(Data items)
※ ※ ※
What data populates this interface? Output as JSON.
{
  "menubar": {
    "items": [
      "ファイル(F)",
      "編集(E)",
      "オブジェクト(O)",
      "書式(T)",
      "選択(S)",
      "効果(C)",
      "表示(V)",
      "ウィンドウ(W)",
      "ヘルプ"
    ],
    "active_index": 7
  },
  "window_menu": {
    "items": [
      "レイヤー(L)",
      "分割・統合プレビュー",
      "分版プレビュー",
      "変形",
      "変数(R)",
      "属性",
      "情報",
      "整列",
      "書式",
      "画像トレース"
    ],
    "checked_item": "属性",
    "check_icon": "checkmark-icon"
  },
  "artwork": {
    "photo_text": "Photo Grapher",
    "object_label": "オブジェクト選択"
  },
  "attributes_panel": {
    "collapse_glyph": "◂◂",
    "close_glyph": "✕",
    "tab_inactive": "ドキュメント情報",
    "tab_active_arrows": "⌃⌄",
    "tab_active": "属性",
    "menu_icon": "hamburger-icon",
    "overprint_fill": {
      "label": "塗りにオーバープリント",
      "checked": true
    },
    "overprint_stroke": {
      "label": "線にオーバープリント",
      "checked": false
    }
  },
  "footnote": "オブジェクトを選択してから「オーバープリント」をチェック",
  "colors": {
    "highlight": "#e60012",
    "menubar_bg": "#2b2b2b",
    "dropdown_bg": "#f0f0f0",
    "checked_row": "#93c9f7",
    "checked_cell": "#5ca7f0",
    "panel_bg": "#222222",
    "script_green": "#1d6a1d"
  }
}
※ ※ ※
* EXERCISE AIM
Extract each entry in full and write it down exactly.

* WRITTEN REPLY
What data populates this interface? Output as JSON.
{
  "menubar": {
    "items": [
      "ファイル(F)",
      "編集(E)",
      "オブジェクト(O)",
      "書式(T)",
      "選択(S)",
      "効果(C)",
      "表示(V)",
      "ウィンドウ(W)",
      "ヘルプ"
    ],
    "active_index": 7
  },
  "window_menu": {
    "items": [
      "レイヤー(L)",
      "分割・統合プレビュー",
      "分版プレビュー",
      "変形",
      "変数(R)",
      "属性",
      "情報",
      "整列",
      "書式",
      "画像トレース"
    ],
    "checked_item": "属性",
    "check_icon": "checkmark-icon"
  },
  "artwork": {
    "photo_text": "Photo Grapher",
    "object_label": "オブジェクト選択"
  },
  "attributes_panel": {
    "collapse_glyph": "◂◂",
    "close_glyph": "✕",
    "tab_inactive": "ドキュメント情報",
    "tab_active_arrows": "⌃⌄",
    "tab_active": "属性",
    "menu_icon": "hamburger-icon",
    "overprint_fill": {
      "label": "塗りにオーバープリント",
      "checked": true
    },
    "overprint_stroke": {
      "label": "線にオーバープリント",
      "checked": false
    }
  },
  "footnote": "オブジェクトを選択してから「オーバープリント」をチェック",
  "colors": {
    "highlight": "#e60012",
    "menubar_bg": "#2b2b2b",
    "dropdown_bg": "#f0f0f0",
    "checked_row": "#93c9f7",
    "checked_cell": "#5ca7f0",
    "panel_bg": "#222222",
    "script_green": "#1d6a1d"
  }
}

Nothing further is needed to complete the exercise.